| Stated goal |
Exclude the pictures; give every entry again exactly as written.

[Dataset records]
━━━━

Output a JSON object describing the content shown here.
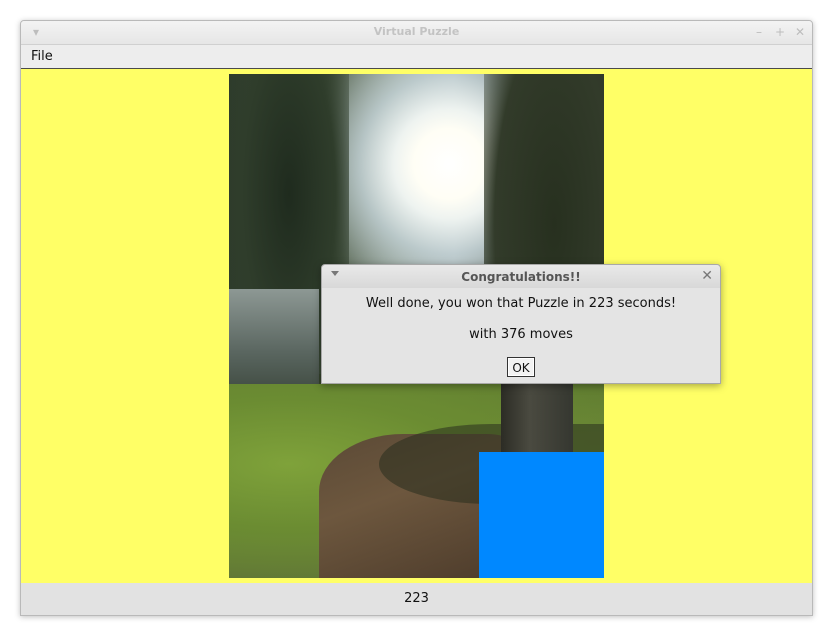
{
  "window": {
    "title": "Virtual Puzzle",
    "controls": {
      "menu_icon": "chevron-down-icon",
      "minimize_icon": "minimize-icon",
      "maximize_icon": "maximize-icon",
      "close_icon": "close-icon"
    }
  },
  "menubar": {
    "items": [
      {
        "label": "File"
      }
    ]
  },
  "puzzle": {
    "image_description_icon": "photo-sun-through-trees",
    "background_color": "#ffff66",
    "empty_tile_color": "#0088ff"
  },
  "statusbar": {
    "elapsed_seconds": "223"
  },
  "dialog": {
    "title": "Congratulations!!",
    "message": "Well done, you won that Puzzle in 223 seconds!",
    "moves": "with 376 moves",
    "ok_label": "OK"
  }
}
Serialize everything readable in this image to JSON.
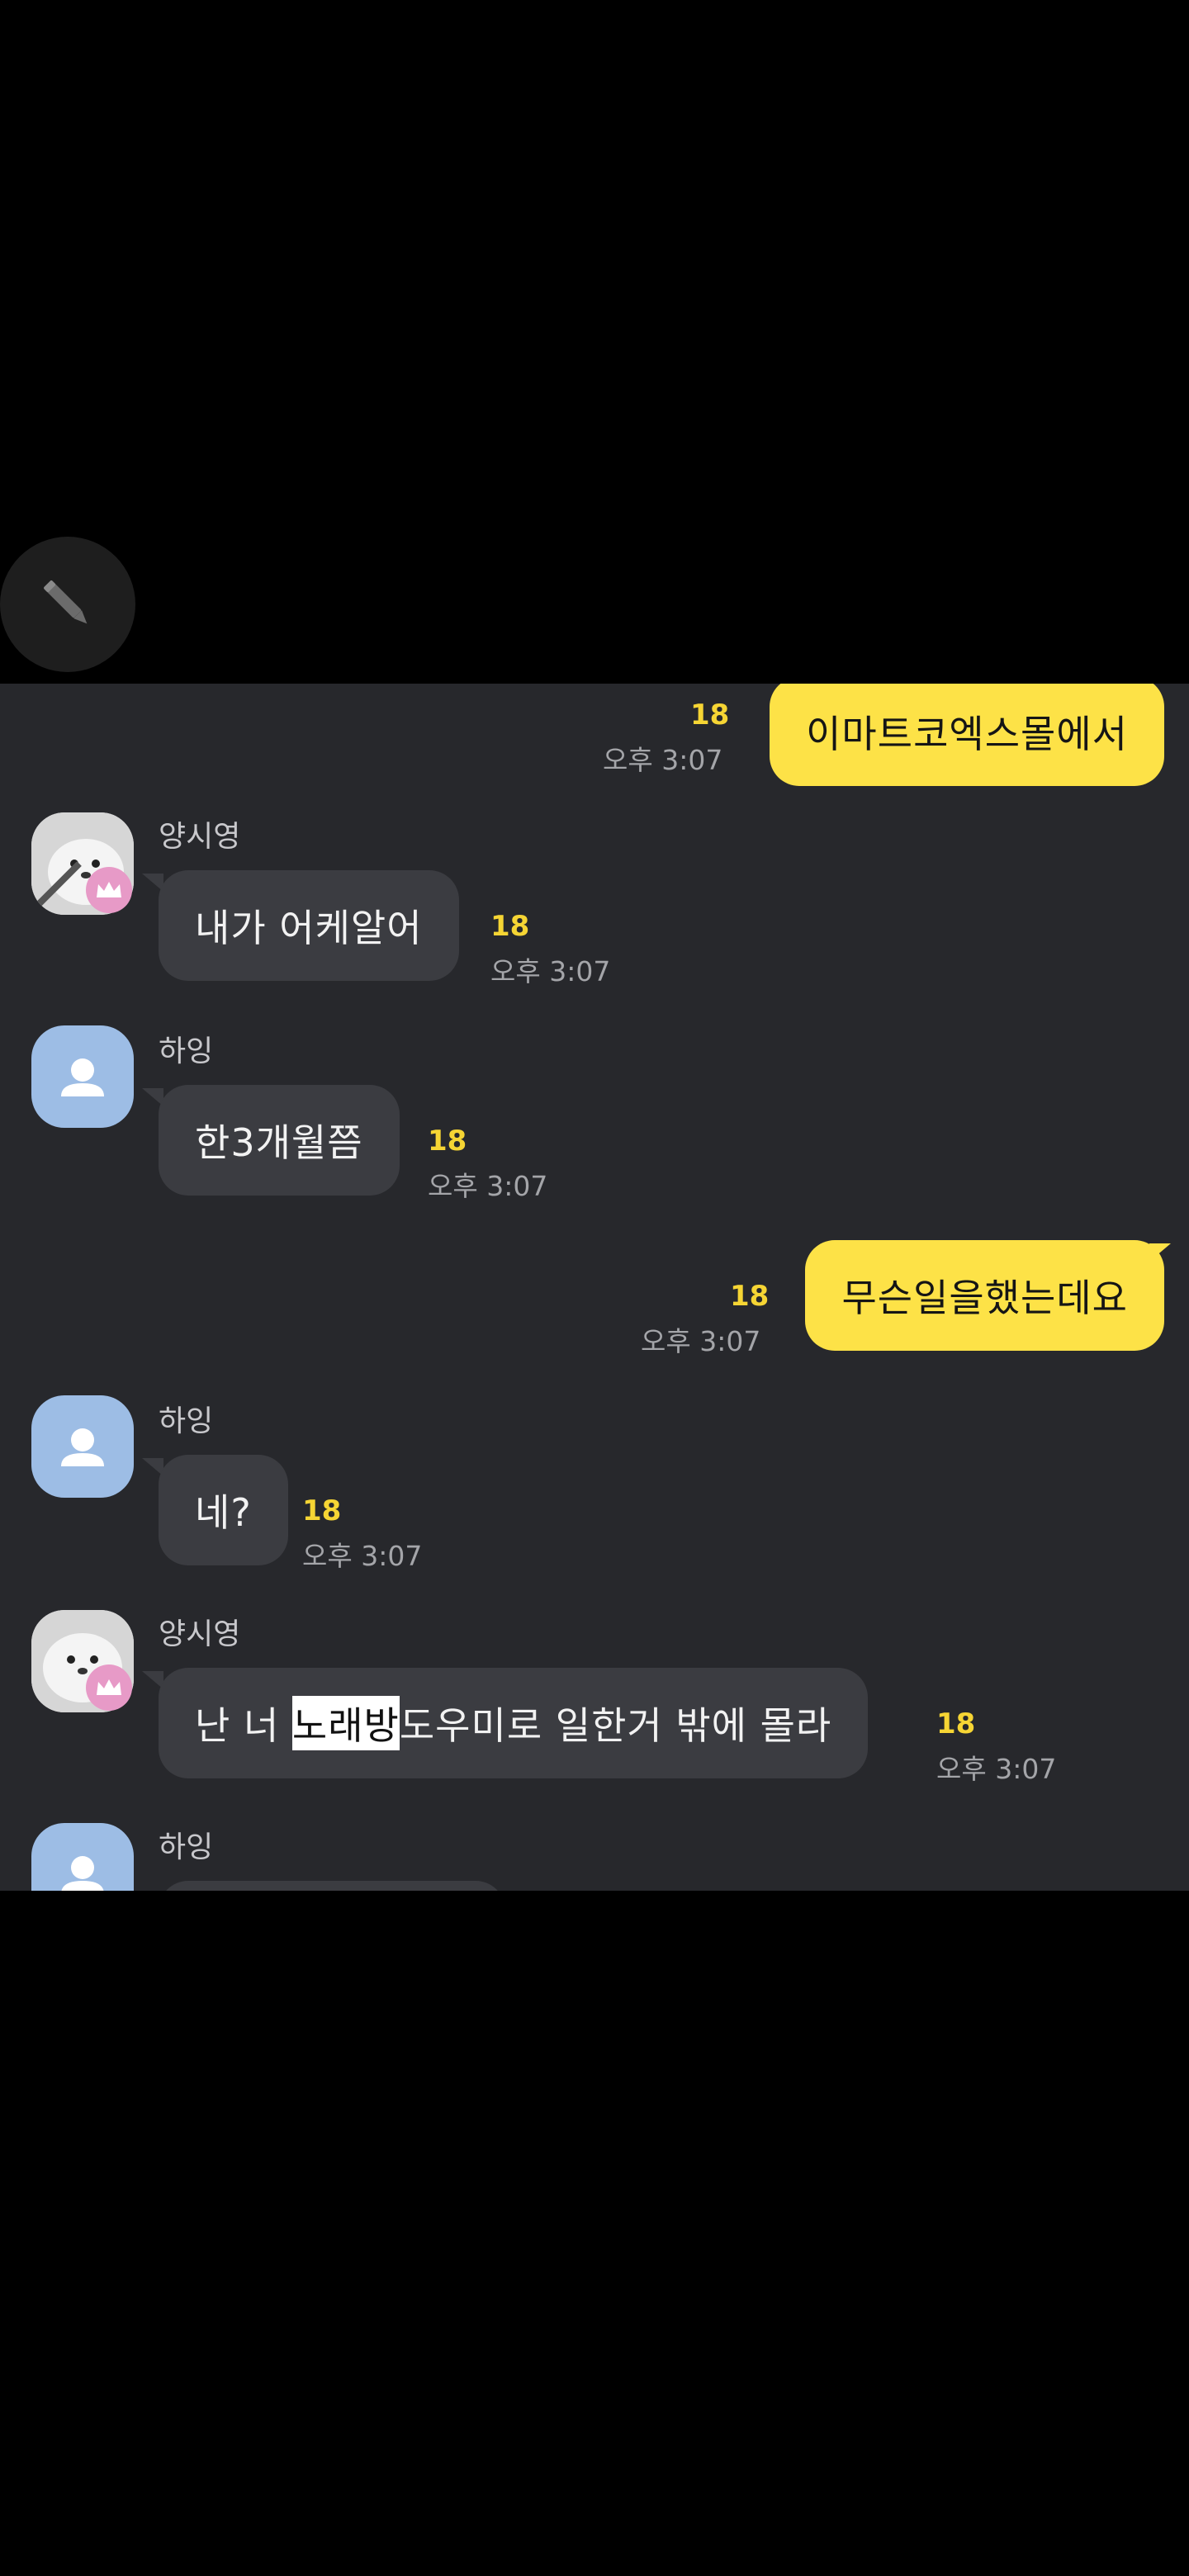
{
  "compose": {
    "icon": "pencil-icon"
  },
  "messages": [
    {
      "id": "m1",
      "direction": "outgoing",
      "text": "이마트코엑스몰에서",
      "unread": "18",
      "time": "오후 3:07"
    },
    {
      "id": "m2",
      "direction": "incoming",
      "sender": "양시영",
      "avatar": "seal-photo-avatar",
      "badge": "crown-icon",
      "text": "내가 어케알어",
      "unread": "18",
      "time": "오후 3:07"
    },
    {
      "id": "m3",
      "direction": "incoming",
      "sender": "하잉",
      "avatar": "default-profile-avatar",
      "text": "한3개월쯤",
      "unread": "18",
      "time": "오후 3:07"
    },
    {
      "id": "m4",
      "direction": "outgoing",
      "text": "무슨일을했는데요",
      "unread": "18",
      "time": "오후 3:07"
    },
    {
      "id": "m5",
      "direction": "incoming",
      "sender": "하잉",
      "avatar": "default-profile-avatar",
      "text": "네?",
      "unread": "18",
      "time": "오후 3:07"
    },
    {
      "id": "m6",
      "direction": "incoming",
      "sender": "양시영",
      "avatar": "seal-photo-avatar",
      "badge": "crown-icon",
      "text_before": "난 너 ",
      "text_highlight": "노래방",
      "text_after": "도우미로 일한거 밖에 몰라",
      "unread": "18",
      "time": "오후 3:07"
    },
    {
      "id": "m7",
      "direction": "incoming",
      "sender": "하잉",
      "avatar": "default-profile-avatar"
    }
  ],
  "colors": {
    "background": "#000000",
    "chat_background": "#27282c",
    "outgoing_bubble": "#fde247",
    "incoming_bubble": "#3b3c41",
    "unread_count": "#f6d534",
    "avatar_default": "#9dbde5",
    "badge": "#e79ac7"
  }
}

━━━━

| Written response |
Output a JSON object describing the content shown here.
{
  "window": {
    "title": "Virtual Puzzle",
    "controls": {
      "menu_icon": "chevron-down-icon",
      "minimize_icon": "minimize-icon",
      "maximize_icon": "maximize-icon",
      "close_icon": "close-icon"
    }
  },
  "menubar": {
    "items": [
      {
        "label": "File"
      }
    ]
  },
  "puzzle": {
    "image_description_icon": "photo-sun-through-trees",
    "background_color": "#ffff66",
    "empty_tile_color": "#0088ff"
  },
  "statusbar": {
    "elapsed_seconds": "223"
  },
  "dialog": {
    "title": "Congratulations!!",
    "message": "Well done, you won that Puzzle in 223 seconds!",
    "moves": "with 376 moves",
    "ok_label": "OK"
  }
}
Serialize everything readable in this image to JSON.
{
  "compose": {
    "icon": "pencil-icon"
  },
  "messages": [
    {
      "id": "m1",
      "direction": "outgoing",
      "text": "이마트코엑스몰에서",
      "unread": "18",
      "time": "오후 3:07"
    },
    {
      "id": "m2",
      "direction": "incoming",
      "sender": "양시영",
      "avatar": "seal-photo-avatar",
      "badge": "crown-icon",
      "text": "내가 어케알어",
      "unread": "18",
      "time": "오후 3:07"
    },
    {
      "id": "m3",
      "direction": "incoming",
      "sender": "하잉",
      "avatar": "default-profile-avatar",
      "text": "한3개월쯤",
      "unread": "18",
      "time": "오후 3:07"
    },
    {
      "id": "m4",
      "direction": "outgoing",
      "text": "무슨일을했는데요",
      "unread": "18",
      "time": "오후 3:07"
    },
    {
      "id": "m5",
      "direction": "incoming",
      "sender": "하잉",
      "avatar": "default-profile-avatar",
      "text": "네?",
      "unread": "18",
      "time": "오후 3:07"
    },
    {
      "id": "m6",
      "direction": "incoming",
      "sender": "양시영",
      "avatar": "seal-photo-avatar",
      "badge": "crown-icon",
      "text_before": "난 너 ",
      "text_highlight": "노래방",
      "text_after": "도우미로 일한거 밖에 몰라",
      "unread": "18",
      "time": "오후 3:07"
    },
    {
      "id": "m7",
      "direction": "incoming",
      "sender": "하잉",
      "avatar": "default-profile-avatar"
    }
  ],
  "colors": {
    "background": "#000000",
    "chat_background": "#27282c",
    "outgoing_bubble": "#fde247",
    "incoming_bubble": "#3b3c41",
    "unread_count": "#f6d534",
    "avatar_default": "#9dbde5",
    "badge": "#e79ac7"
  }
}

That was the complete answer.